[START Recorded information]

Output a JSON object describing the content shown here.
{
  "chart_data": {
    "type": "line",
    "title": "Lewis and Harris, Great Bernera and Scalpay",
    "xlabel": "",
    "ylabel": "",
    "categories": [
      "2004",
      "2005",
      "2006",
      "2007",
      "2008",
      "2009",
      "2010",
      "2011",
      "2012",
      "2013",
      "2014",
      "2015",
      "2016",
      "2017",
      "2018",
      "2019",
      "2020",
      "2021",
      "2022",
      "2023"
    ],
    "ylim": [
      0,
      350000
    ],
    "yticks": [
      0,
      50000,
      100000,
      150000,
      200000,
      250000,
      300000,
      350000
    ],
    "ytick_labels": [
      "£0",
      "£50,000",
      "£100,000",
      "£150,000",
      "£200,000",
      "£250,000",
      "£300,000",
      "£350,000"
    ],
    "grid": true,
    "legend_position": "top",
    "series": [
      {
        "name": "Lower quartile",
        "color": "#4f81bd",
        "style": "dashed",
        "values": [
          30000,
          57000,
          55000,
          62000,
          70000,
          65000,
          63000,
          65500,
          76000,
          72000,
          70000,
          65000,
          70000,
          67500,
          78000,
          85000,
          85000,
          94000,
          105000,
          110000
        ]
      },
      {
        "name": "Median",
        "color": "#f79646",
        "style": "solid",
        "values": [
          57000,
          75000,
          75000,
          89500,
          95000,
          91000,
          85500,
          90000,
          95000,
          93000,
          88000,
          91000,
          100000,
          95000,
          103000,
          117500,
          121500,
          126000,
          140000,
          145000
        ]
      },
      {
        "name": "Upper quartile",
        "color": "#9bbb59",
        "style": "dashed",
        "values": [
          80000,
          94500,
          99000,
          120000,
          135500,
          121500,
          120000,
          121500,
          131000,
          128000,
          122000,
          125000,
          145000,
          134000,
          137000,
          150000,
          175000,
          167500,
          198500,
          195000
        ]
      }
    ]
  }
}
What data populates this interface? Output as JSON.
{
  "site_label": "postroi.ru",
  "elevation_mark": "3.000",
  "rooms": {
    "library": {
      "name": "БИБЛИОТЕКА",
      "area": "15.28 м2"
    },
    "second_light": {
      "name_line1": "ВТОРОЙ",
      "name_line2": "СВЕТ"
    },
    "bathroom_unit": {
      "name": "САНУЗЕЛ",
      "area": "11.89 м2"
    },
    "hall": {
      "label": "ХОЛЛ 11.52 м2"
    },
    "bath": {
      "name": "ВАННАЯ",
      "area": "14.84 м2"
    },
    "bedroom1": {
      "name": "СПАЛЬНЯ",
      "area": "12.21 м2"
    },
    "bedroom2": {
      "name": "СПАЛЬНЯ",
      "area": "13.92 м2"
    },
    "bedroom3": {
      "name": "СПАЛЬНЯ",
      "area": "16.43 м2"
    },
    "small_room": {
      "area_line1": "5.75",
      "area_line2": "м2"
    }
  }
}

[END Recorded information]

## Challenge
Write the whole listing out again. Keep every line exactly as it is.

## Answer in full
Output a JSON object describing the content shown here.
{
  "chart_data": {
    "type": "line",
    "title": "Lewis and Harris, Great Bernera and Scalpay",
    "xlabel": "",
    "ylabel": "",
    "categories": [
      "2004",
      "2005",
      "2006",
      "2007",
      "2008",
      "2009",
      "2010",
      "2011",
      "2012",
      "2013",
      "2014",
      "2015",
      "2016",
      "2017",
      "2018",
      "2019",
      "2020",
      "2021",
      "2022",
      "2023"
    ],
    "ylim": [
      0,
      350000
    ],
    "yticks": [
      0,
      50000,
      100000,
      150000,
      200000,
      250000,
      300000,
      350000
    ],
    "ytick_labels": [
      "£0",
      "£50,000",
      "£100,000",
      "£150,000",
      "£200,000",
      "£250,000",
      "£300,000",
      "£350,000"
    ],
    "grid": true,
    "legend_position": "top",
    "series": [
      {
        "name": "Lower quartile",
        "color": "#4f81bd",
        "style": "dashed",
        "values": [
          30000,
          57000,
          55000,
          62000,
          70000,
          65000,
          63000,
          65500,
          76000,
          72000,
          70000,
          65000,
          70000,
          67500,
          78000,
          85000,
          85000,
          94000,
          105000,
          110000
        ]
      },
      {
        "name": "Median",
        "color": "#f79646",
        "style": "solid",
        "values": [
          57000,
          75000,
          75000,
          89500,
          95000,
          91000,
          85500,
          90000,
          95000,
          93000,
          88000,
          91000,
          100000,
          95000,
          103000,
          117500,
          121500,
          126000,
          140000,
          145000
        ]
      },
      {
        "name": "Upper quartile",
        "color": "#9bbb59",
        "style": "dashed",
        "values": [
          80000,
          94500,
          99000,
          120000,
          135500,
          121500,
          120000,
          121500,
          131000,
          128000,
          122000,
          125000,
          145000,
          134000,
          137000,
          150000,
          175000,
          167500,
          198500,
          195000
        ]
      }
    ]
  }
}
What data populates this interface? Output as JSON.
{
  "site_label": "postroi.ru",
  "elevation_mark": "3.000",
  "rooms": {
    "library": {
      "name": "БИБЛИОТЕКА",
      "area": "15.28 м2"
    },
    "second_light": {
      "name_line1": "ВТОРОЙ",
      "name_line2": "СВЕТ"
    },
    "bathroom_unit": {
      "name": "САНУЗЕЛ",
      "area": "11.89 м2"
    },
    "hall": {
      "label": "ХОЛЛ 11.52 м2"
    },
    "bath": {
      "name": "ВАННАЯ",
      "area": "14.84 м2"
    },
    "bedroom1": {
      "name": "СПАЛЬНЯ",
      "area": "12.21 м2"
    },
    "bedroom2": {
      "name": "СПАЛЬНЯ",
      "area": "13.92 м2"
    },
    "bedroom3": {
      "name": "СПАЛЬНЯ",
      "area": "16.43 м2"
    },
    "small_room": {
      "area_line1": "5.75",
      "area_line2": "м2"
    }
  }
}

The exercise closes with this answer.